Information provided start
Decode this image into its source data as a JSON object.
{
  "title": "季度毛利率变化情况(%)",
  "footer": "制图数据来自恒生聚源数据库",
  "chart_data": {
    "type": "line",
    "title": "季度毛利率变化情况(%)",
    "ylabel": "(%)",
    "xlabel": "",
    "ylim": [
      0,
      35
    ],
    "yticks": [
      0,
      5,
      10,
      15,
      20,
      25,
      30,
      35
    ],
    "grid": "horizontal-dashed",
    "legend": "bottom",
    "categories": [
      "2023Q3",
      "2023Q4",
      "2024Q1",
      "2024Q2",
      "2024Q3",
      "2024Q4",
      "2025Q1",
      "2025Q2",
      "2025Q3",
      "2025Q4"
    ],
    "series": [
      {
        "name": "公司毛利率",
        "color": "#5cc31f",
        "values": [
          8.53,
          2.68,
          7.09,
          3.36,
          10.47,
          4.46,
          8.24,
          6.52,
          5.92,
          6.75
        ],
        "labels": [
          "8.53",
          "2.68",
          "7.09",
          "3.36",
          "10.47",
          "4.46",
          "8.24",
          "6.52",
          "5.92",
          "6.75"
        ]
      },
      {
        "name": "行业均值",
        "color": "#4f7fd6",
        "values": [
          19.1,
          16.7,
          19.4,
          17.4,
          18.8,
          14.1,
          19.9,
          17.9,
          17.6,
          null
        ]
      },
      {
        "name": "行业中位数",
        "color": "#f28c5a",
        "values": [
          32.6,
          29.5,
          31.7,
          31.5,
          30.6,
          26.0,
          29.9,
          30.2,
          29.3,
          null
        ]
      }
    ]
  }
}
Information provided end
**Objective:** Print every entry exactly as written.

**Finished task:**
Decode this image into its source data as a JSON object.
{
  "title": "季度毛利率变化情况(%)",
  "footer": "制图数据来自恒生聚源数据库",
  "chart_data": {
    "type": "line",
    "title": "季度毛利率变化情况(%)",
    "ylabel": "(%)",
    "xlabel": "",
    "ylim": [
      0,
      35
    ],
    "yticks": [
      0,
      5,
      10,
      15,
      20,
      25,
      30,
      35
    ],
    "grid": "horizontal-dashed",
    "legend": "bottom",
    "categories": [
      "2023Q3",
      "2023Q4",
      "2024Q1",
      "2024Q2",
      "2024Q3",
      "2024Q4",
      "2025Q1",
      "2025Q2",
      "2025Q3",
      "2025Q4"
    ],
    "series": [
      {
        "name": "公司毛利率",
        "color": "#5cc31f",
        "values": [
          8.53,
          2.68,
          7.09,
          3.36,
          10.47,
          4.46,
          8.24,
          6.52,
          5.92,
          6.75
        ],
        "labels": [
          "8.53",
          "2.68",
          "7.09",
          "3.36",
          "10.47",
          "4.46",
          "8.24",
          "6.52",
          "5.92",
          "6.75"
        ]
      },
      {
        "name": "行业均值",
        "color": "#4f7fd6",
        "values": [
          19.1,
          16.7,
          19.4,
          17.4,
          18.8,
          14.1,
          19.9,
          17.9,
          17.6,
          null
        ]
      },
      {
        "name": "行业中位数",
        "color": "#f28c5a",
        "values": [
          32.6,
          29.5,
          31.7,
          31.5,
          30.6,
          26.0,
          29.9,
          30.2,
          29.3,
          null
        ]
      }
    ]
  }
}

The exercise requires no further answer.